What is needed: All of the material below is to be restated word for word, apart from the pictures.

(Recorded data)
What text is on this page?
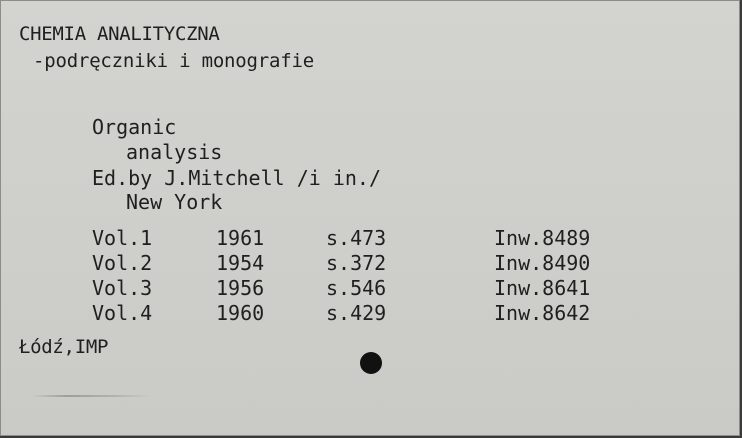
CHEMIA ANALITYCZNA
-podręczniki i monografie
Organic
analysis
Ed.by J.Mitchell /i in./
New York
Vol.1	1961	s.473	Inw.8489
Vol.2	1954	s.372	Inw.8490
Vol.3	1956	s.546	Inw.8641
Vol.4	1960	s.429	Inw.8642
Łódź,IMP
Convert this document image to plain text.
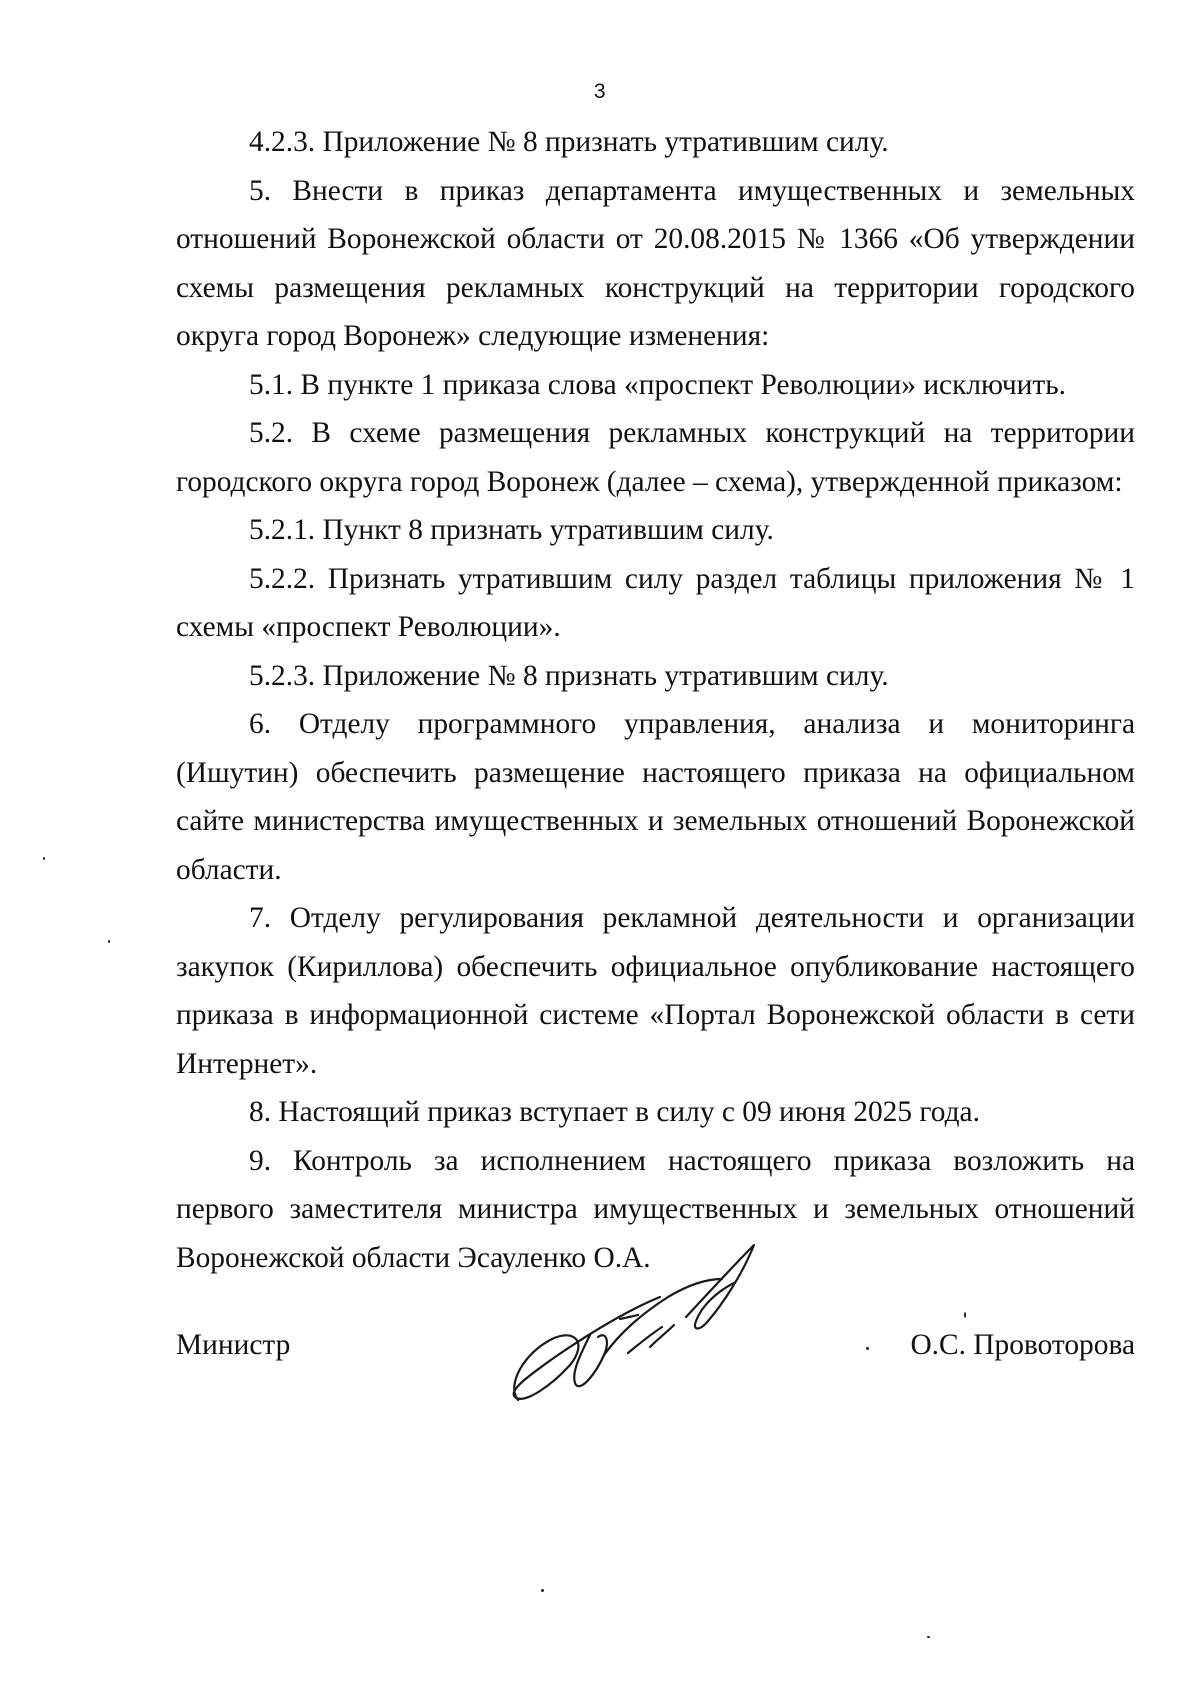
3

4.2.3. Приложение № 8 признать утратившим силу.

5. Внести в приказ департамента имущественных и земельных отношений Воронежской области от 20.08.2015 № 1366 «Об утверждении схемы размещения рекламных конструкций на территории городского округа город Воронеж» следующие изменения:

5.1. В пункте 1 приказа слова «проспект Революции» исключить.

5.2. В схеме размещения рекламных конструкций на территории городского округа город Воронеж (далее – схема), утвержденной приказом:

5.2.1. Пункт 8 признать утратившим силу.

5.2.2. Признать утратившим силу раздел таблицы приложения № 1 схемы «проспект Революции».

5.2.3. Приложение № 8 признать утратившим силу.

6. Отделу программного управления, анализа и мониторинга (Ишутин) обеспечить размещение настоящего приказа на официальном сайте министерства имущественных и земельных отношений Воронежской области.

7. Отделу регулирования рекламной деятельности и организации закупок (Кириллова) обеспечить официальное опубликование настоящего приказа в информационной системе «Портал Воронежской области в сети Интернет».

8. Настоящий приказ вступает в силу с 09 июня 2025 года.

9. Контроль за исполнением настоящего приказа возложить на первого заместителя министра имущественных и земельных отношений Воронежской области Эсауленко О.А.

Министр	О.С. Провоторова
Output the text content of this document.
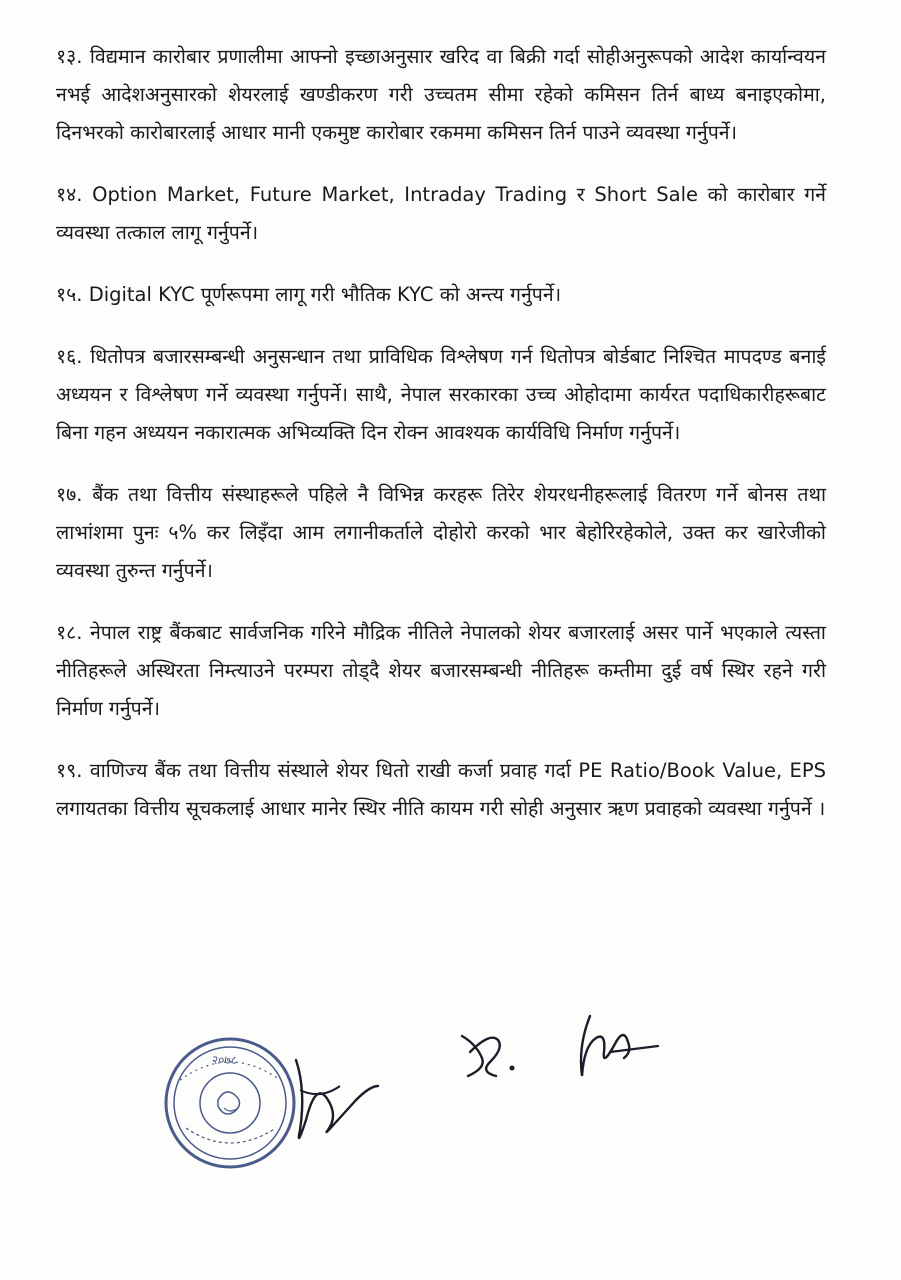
१३. विद्यमान कारोबार प्रणालीमा आफ्नो इच्छाअनुसार खरिद वा बिक्री गर्दा सोहीअनुरूपको आदेश कार्यान्वयन नभई आदेशअनुसारको शेयरलाई खण्डीकरण गरी उच्चतम सीमा रहेको कमिसन तिर्न बाध्य बनाइएकोमा, दिनभरको कारोबारलाई आधार मानी एकमुष्ट कारोबार रकममा कमिसन तिर्न पाउने व्यवस्था गर्नुपर्ने।

१४. Option Market, Future Market, Intraday Trading र Short Sale को कारोबार गर्ने व्यवस्था तत्काल लागू गर्नुपर्ने।

१५. Digital KYC पूर्णरूपमा लागू गरी भौतिक KYC को अन्त्य गर्नुपर्ने।

१६. धितोपत्र बजारसम्बन्धी अनुसन्धान तथा प्राविधिक विश्लेषण गर्न धितोपत्र बोर्डबाट निश्चित मापदण्ड बनाई अध्ययन र विश्लेषण गर्ने व्यवस्था गर्नुपर्ने। साथै, नेपाल सरकारका उच्च ओहोदामा कार्यरत पदाधिकारीहरूबाट बिना गहन अध्ययन नकारात्मक अभिव्यक्ति दिन रोक्न आवश्यक कार्यविधि निर्माण गर्नुपर्ने।

१७. बैंक तथा वित्तीय संस्थाहरूले पहिले नै विभिन्न करहरू तिरेर शेयरधनीहरूलाई वितरण गर्ने बोनस तथा लाभांशमा पुनः ५% कर लिइँदा आम लगानीकर्ताले दोहोरो करको भार बेहोरिरहेकोले, उक्त कर खारेजीको व्यवस्था तुरुन्त गर्नुपर्ने।

१८. नेपाल राष्ट्र बैंकबाट सार्वजनिक गरिने मौद्रिक नीतिले नेपालको शेयर बजारलाई असर पार्ने भएकाले त्यस्ता नीतिहरूले अस्थिरता निम्त्याउने परम्परा तोड्दै शेयर बजारसम्बन्धी नीतिहरू कम्तीमा दुई वर्ष स्थिर रहने गरी निर्माण गर्नुपर्ने।

१९. वाणिज्य बैंक तथा वित्तीय संस्थाले शेयर धितो राखी कर्जा प्रवाह गर्दा PE Ratio/Book Value, EPS लगायतका वित्तीय सूचकलाई आधार मानेर स्थिर नीति कायम गरी सोही अनुसार ऋण प्रवाहको व्यवस्था गर्नुपर्ने ।

२०७८
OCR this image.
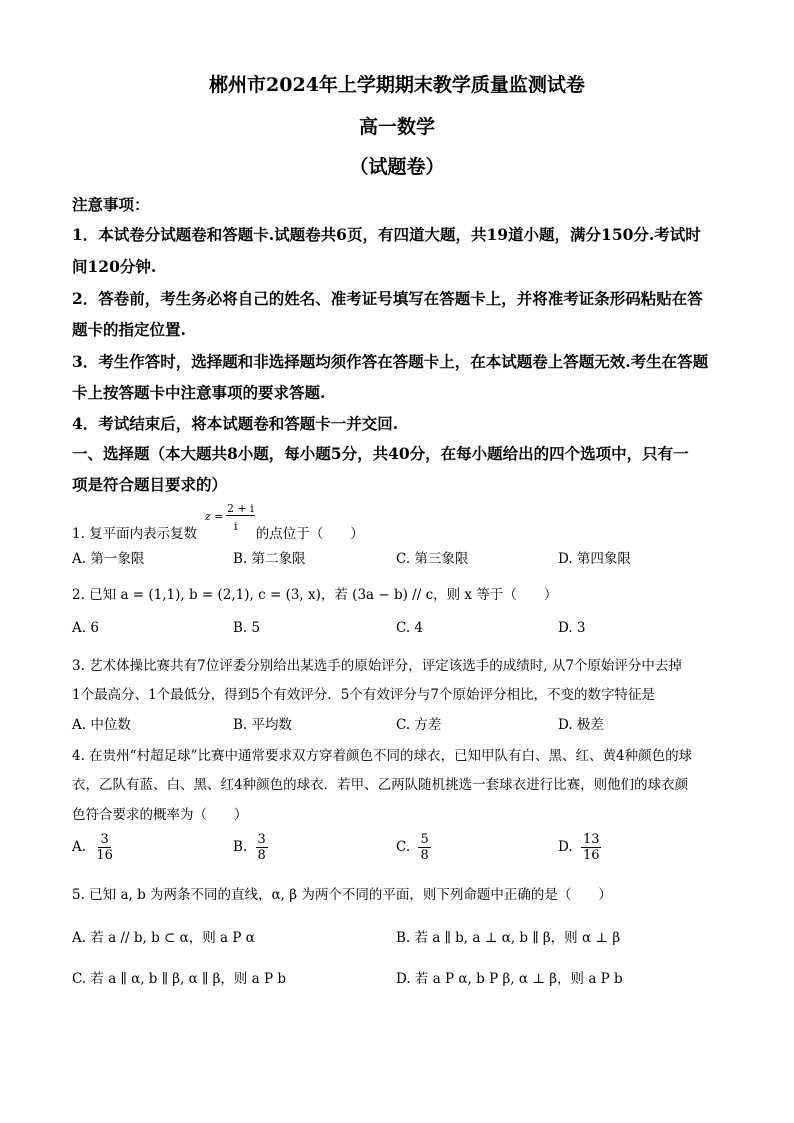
郴州市2024年上学期期末教学质量监测试卷
高一数学
（试题卷）
注意事项：
1．本试卷分试题卷和答题卡.试题卷共6页，有四道大题，共19道小题，满分150分.考试时
间120分钟.
2．答卷前，考生务必将自己的姓名、准考证号填写在答题卡上，并将准考证条形码粘贴在答
题卡的指定位置.
3．考生作答时，选择题和非选择题均须作答在答题卡上，在本试题卷上答题无效.考生在答题
卡上按答题卡中注意事项的要求答题.
4．考试结束后，将本试题卷和答题卡一并交回.
一、选择题（本大题共8小题，每小题5分，共40分，在每小题给出的四个选项中，只有一
项是符合题目要求的）
1. 复平面内表示复数	的点位于（　　）
z =
2 + i
i
A. 第一象限	B. 第二象限	C. 第三象限	D. 第四象限
2. 已知 a = (1,1), b = (2,1), c = (3, x)，若 (3a − b) // c，则 x 等于（　　）
A. 6	B. 5	C. 4	D. 3
3. 艺术体操比赛共有7位评委分别给出某选手的原始评分，评定该选手的成绩时, 从7个原始评分中去掉
1个最高分、1个最低分，得到5个有效评分．5个有效评分与7个原始评分相比，不变的数字特征是
A. 中位数	B. 平均数	C. 方差	D. 极差
4. 在贵州“村超足球”比赛中通常要求双方穿着颜色不同的球衣，已知甲队有白、黑、红、黄4种颜色的球
衣，乙队有蓝、白、黑、红4种颜色的球衣．若甲、乙两队随机挑选一套球衣进行比赛，则他们的球衣颜
色符合要求的概率为（　　）
A. $\frac{3}{16}$	B. $\frac{3}{8}$	C. $\frac{5}{8}$	D. $\frac{13}{16}$
5. 已知 a, b 为两条不同的直线，α, β 为两个不同的平面，则下列命题中正确的是（　　）
A. 若 a // b, b ⊂ α，则 a P α	B. 若 a ∥ b, a ⊥ α, b ∥ β，则 α ⊥ β
C. 若 a ∥ α, b ∥ β, α ∥ β，则 a P b	D. 若 a P α, b P β, α ⊥ β，则 a P b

Solution:
What text is on this page?
CHEMIA ANALITYCZNA
-podręczniki i monografie
Organic
analysis
Ed.by J.Mitchell /i in./
New York
Vol.1	1961	s.473	Inw.8489
Vol.2	1954	s.372	Inw.8490
Vol.3	1956	s.546	Inw.8641
Vol.4	1960	s.429	Inw.8642
Łódź,IMP
Convert this document image to plain text.
3

4.2.3. Приложение № 8 признать утратившим силу.

5. Внести в приказ департамента имущественных и земельных отношений Воронежской области от 20.08.2015 № 1366 «Об утверждении схемы размещения рекламных конструкций на территории городского округа город Воронеж» следующие изменения:

5.1. В пункте 1 приказа слова «проспект Революции» исключить.

5.2. В схеме размещения рекламных конструкций на территории городского округа город Воронеж (далее – схема), утвержденной приказом:

5.2.1. Пункт 8 признать утратившим силу.

5.2.2. Признать утратившим силу раздел таблицы приложения № 1 схемы «проспект Революции».

5.2.3. Приложение № 8 признать утратившим силу.

6. Отделу программного управления, анализа и мониторинга (Ишутин) обеспечить размещение настоящего приказа на официальном сайте министерства имущественных и земельных отношений Воронежской области.

7. Отделу регулирования рекламной деятельности и организации закупок (Кириллова) обеспечить официальное опубликование настоящего приказа в информационной системе «Портал Воронежской области в сети Интернет».

8. Настоящий приказ вступает в силу с 09 июня 2025 года.

9. Контроль за исполнением настоящего приказа возложить на первого заместителя министра имущественных и земельных отношений Воронежской области Эсауленко О.А.

Министр	О.С. Провоторова
Output the text content of this document.
१३. विद्यमान कारोबार प्रणालीमा आफ्नो इच्छाअनुसार खरिद वा बिक्री गर्दा सोहीअनुरूपको आदेश कार्यान्वयन नभई आदेशअनुसारको शेयरलाई खण्डीकरण गरी उच्चतम सीमा रहेको कमिसन तिर्न बाध्य बनाइएकोमा, दिनभरको कारोबारलाई आधार मानी एकमुष्ट कारोबार रकममा कमिसन तिर्न पाउने व्यवस्था गर्नुपर्ने।

१४. Option Market, Future Market, Intraday Trading र Short Sale को कारोबार गर्ने व्यवस्था तत्काल लागू गर्नुपर्ने।

१५. Digital KYC पूर्णरूपमा लागू गरी भौतिक KYC को अन्त्य गर्नुपर्ने।

१६. धितोपत्र बजारसम्बन्धी अनुसन्धान तथा प्राविधिक विश्लेषण गर्न धितोपत्र बोर्डबाट निश्चित मापदण्ड बनाई अध्ययन र विश्लेषण गर्ने व्यवस्था गर्नुपर्ने। साथै, नेपाल सरकारका उच्च ओहोदामा कार्यरत पदाधिकारीहरूबाट बिना गहन अध्ययन नकारात्मक अभिव्यक्ति दिन रोक्न आवश्यक कार्यविधि निर्माण गर्नुपर्ने।

१७. बैंक तथा वित्तीय संस्थाहरूले पहिले नै विभिन्न करहरू तिरेर शेयरधनीहरूलाई वितरण गर्ने बोनस तथा लाभांशमा पुनः ५% कर लिइँदा आम लगानीकर्ताले दोहोरो करको भार बेहोरिरहेकोले, उक्त कर खारेजीको व्यवस्था तुरुन्त गर्नुपर्ने।

१८. नेपाल राष्ट्र बैंकबाट सार्वजनिक गरिने मौद्रिक नीतिले नेपालको शेयर बजारलाई असर पार्ने भएकाले त्यस्ता नीतिहरूले अस्थिरता निम्त्याउने परम्परा तोड्दै शेयर बजारसम्बन्धी नीतिहरू कम्तीमा दुई वर्ष स्थिर रहने गरी निर्माण गर्नुपर्ने।

१९. वाणिज्य बैंक तथा वित्तीय संस्थाले शेयर धितो राखी कर्जा प्रवाह गर्दा PE Ratio/Book Value, EPS लगायतका वित्तीय सूचकलाई आधार मानेर स्थिर नीति कायम गरी सोही अनुसार ऋण प्रवाहको व्यवस्था गर्नुपर्ने ।

२०७८
OCR this image.
郴州市2024年上学期期末教学质量监测试卷
高一数学
（试题卷）
注意事项：
1．本试卷分试题卷和答题卡.试题卷共6页，有四道大题，共19道小题，满分150分.考试时
间120分钟.
2．答卷前，考生务必将自己的姓名、准考证号填写在答题卡上，并将准考证条形码粘贴在答
题卡的指定位置.
3．考生作答时，选择题和非选择题均须作答在答题卡上，在本试题卷上答题无效.考生在答题
卡上按答题卡中注意事项的要求答题.
4．考试结束后，将本试题卷和答题卡一并交回.
一、选择题（本大题共8小题，每小题5分，共40分，在每小题给出的四个选项中，只有一
项是符合题目要求的）
1. 复平面内表示复数	的点位于（　　）
z =
2 + i
i
A. 第一象限	B. 第二象限	C. 第三象限	D. 第四象限
2. 已知 a = (1,1), b = (2,1), c = (3, x)，若 (3a − b) // c，则 x 等于（　　）
A. 6	B. 5	C. 4	D. 3
3. 艺术体操比赛共有7位评委分别给出某选手的原始评分，评定该选手的成绩时, 从7个原始评分中去掉
1个最高分、1个最低分，得到5个有效评分．5个有效评分与7个原始评分相比，不变的数字特征是
A. 中位数	B. 平均数	C. 方差	D. 极差
4. 在贵州“村超足球”比赛中通常要求双方穿着颜色不同的球衣，已知甲队有白、黑、红、黄4种颜色的球
衣，乙队有蓝、白、黑、红4种颜色的球衣．若甲、乙两队随机挑选一套球衣进行比赛，则他们的球衣颜
色符合要求的概率为（　　）
A. $\frac{3}{16}$	B. $\frac{3}{8}$	C. $\frac{5}{8}$	D. $\frac{13}{16}$
5. 已知 a, b 为两条不同的直线，α, β 为两个不同的平面，则下列命题中正确的是（　　）
A. 若 a // b, b ⊂ α，则 a P α	B. 若 a ∥ b, a ⊥ α, b ∥ β，则 α ⊥ β
C. 若 a ∥ α, b ∥ β, α ∥ β，则 a P b	D. 若 a P α, b P β, α ⊥ β，则 a P b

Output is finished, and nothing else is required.